* **TASK OBJECTIVE**
Write out the full set of records exactly. Any pictures in them do not belong in the copy.

------------------------------

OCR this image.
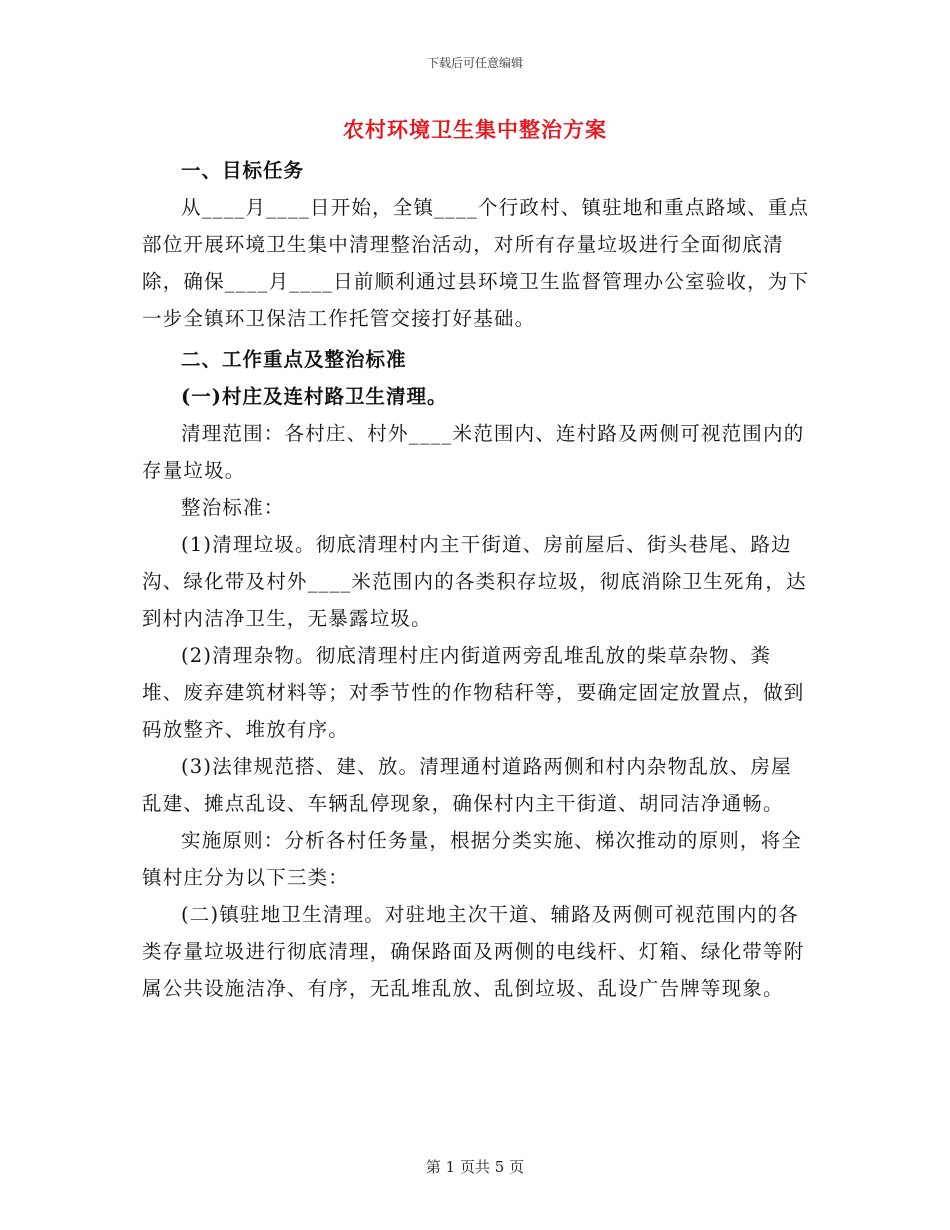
下载后可任意编辑
农村环境卫生集中整治方案

一、目标任务

从____月____日开始，全镇____个行政村、镇驻地和重点路域、重点部位开展环境卫生集中清理整治活动，对所有存量垃圾进行全面彻底清除，确保____月____日前顺利通过县环境卫生监督管理办公室验收，为下一步全镇环卫保洁工作托管交接打好基础。

二、工作重点及整治标准

(一)村庄及连村路卫生清理。

清理范围：各村庄、村外____米范围内、连村路及两侧可视范围内的存量垃圾。

整治标准：

(1)清理垃圾。彻底清理村内主干街道、房前屋后、街头巷尾、路边沟、绿化带及村外____米范围内的各类积存垃圾，彻底消除卫生死角，达到村内洁净卫生，无暴露垃圾。

(2)清理杂物。彻底清理村庄内街道两旁乱堆乱放的柴草杂物、粪堆、废弃建筑材料等；对季节性的作物秸秆等，要确定固定放置点，做到码放整齐、堆放有序。

(3)法律规范搭、建、放。清理通村道路两侧和村内杂物乱放、房屋乱建、摊点乱设、车辆乱停现象，确保村内主干街道、胡同洁净通畅。

实施原则：分析各村任务量，根据分类实施、梯次推动的原则，将全镇村庄分为以下三类：

(二)镇驻地卫生清理。对驻地主次干道、辅路及两侧可视范围内的各类存量垃圾进行彻底清理，确保路面及两侧的电线杆、灯箱、绿化带等附属公共设施洁净、有序，无乱堆乱放、乱倒垃圾、乱设广告牌等现象。

第 1 页共 5 页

------------------------------

* **CORRECT RESPONSE**
OCR this image.
下载后可任意编辑
农村环境卫生集中整治方案

一、目标任务

从____月____日开始，全镇____个行政村、镇驻地和重点路域、重点部位开展环境卫生集中清理整治活动，对所有存量垃圾进行全面彻底清除，确保____月____日前顺利通过县环境卫生监督管理办公室验收，为下一步全镇环卫保洁工作托管交接打好基础。

二、工作重点及整治标准

(一)村庄及连村路卫生清理。

清理范围：各村庄、村外____米范围内、连村路及两侧可视范围内的存量垃圾。

整治标准：

(1)清理垃圾。彻底清理村内主干街道、房前屋后、街头巷尾、路边沟、绿化带及村外____米范围内的各类积存垃圾，彻底消除卫生死角，达到村内洁净卫生，无暴露垃圾。

(2)清理杂物。彻底清理村庄内街道两旁乱堆乱放的柴草杂物、粪堆、废弃建筑材料等；对季节性的作物秸秆等，要确定固定放置点，做到码放整齐、堆放有序。

(3)法律规范搭、建、放。清理通村道路两侧和村内杂物乱放、房屋乱建、摊点乱设、车辆乱停现象，确保村内主干街道、胡同洁净通畅。

实施原则：分析各村任务量，根据分类实施、梯次推动的原则，将全镇村庄分为以下三类：

(二)镇驻地卫生清理。对驻地主次干道、辅路及两侧可视范围内的各类存量垃圾进行彻底清理，确保路面及两侧的电线杆、灯箱、绿化带等附属公共设施洁净、有序，无乱堆乱放、乱倒垃圾、乱设广告牌等现象。

第 1 页共 5 页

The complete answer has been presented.